__WRITTEN PROBLEM__:
Copy every entry precisely.
-- START OF PROVIDED RECORDS --
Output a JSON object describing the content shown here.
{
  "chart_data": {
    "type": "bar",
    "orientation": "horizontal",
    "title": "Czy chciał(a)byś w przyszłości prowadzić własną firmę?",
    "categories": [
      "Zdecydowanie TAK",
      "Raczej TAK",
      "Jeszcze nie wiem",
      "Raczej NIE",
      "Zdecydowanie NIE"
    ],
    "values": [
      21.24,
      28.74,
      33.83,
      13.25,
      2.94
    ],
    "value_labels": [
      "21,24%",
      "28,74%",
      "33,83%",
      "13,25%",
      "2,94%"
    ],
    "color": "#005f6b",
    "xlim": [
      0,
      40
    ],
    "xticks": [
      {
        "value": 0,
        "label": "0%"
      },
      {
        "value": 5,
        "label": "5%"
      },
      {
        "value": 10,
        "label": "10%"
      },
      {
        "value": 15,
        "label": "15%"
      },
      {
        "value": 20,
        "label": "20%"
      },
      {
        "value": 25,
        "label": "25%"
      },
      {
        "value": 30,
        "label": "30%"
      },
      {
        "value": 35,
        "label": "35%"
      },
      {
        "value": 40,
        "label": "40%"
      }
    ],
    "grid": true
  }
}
-- END OF PROVIDED RECORDS --
__RESULT OF THIS EXERCISE__:
Output a JSON object describing the content shown here.
{
  "chart_data": {
    "type": "bar",
    "orientation": "horizontal",
    "title": "Czy chciał(a)byś w przyszłości prowadzić własną firmę?",
    "categories": [
      "Zdecydowanie TAK",
      "Raczej TAK",
      "Jeszcze nie wiem",
      "Raczej NIE",
      "Zdecydowanie NIE"
    ],
    "values": [
      21.24,
      28.74,
      33.83,
      13.25,
      2.94
    ],
    "value_labels": [
      "21,24%",
      "28,74%",
      "33,83%",
      "13,25%",
      "2,94%"
    ],
    "color": "#005f6b",
    "xlim": [
      0,
      40
    ],
    "xticks": [
      {
        "value": 0,
        "label": "0%"
      },
      {
        "value": 5,
        "label": "5%"
      },
      {
        "value": 10,
        "label": "10%"
      },
      {
        "value": 15,
        "label": "15%"
      },
      {
        "value": 20,
        "label": "20%"
      },
      {
        "value": 25,
        "label": "25%"
      },
      {
        "value": 30,
        "label": "30%"
      },
      {
        "value": 35,
        "label": "35%"
      },
      {
        "value": 40,
        "label": "40%"
      }
    ],
    "grid": true
  }
}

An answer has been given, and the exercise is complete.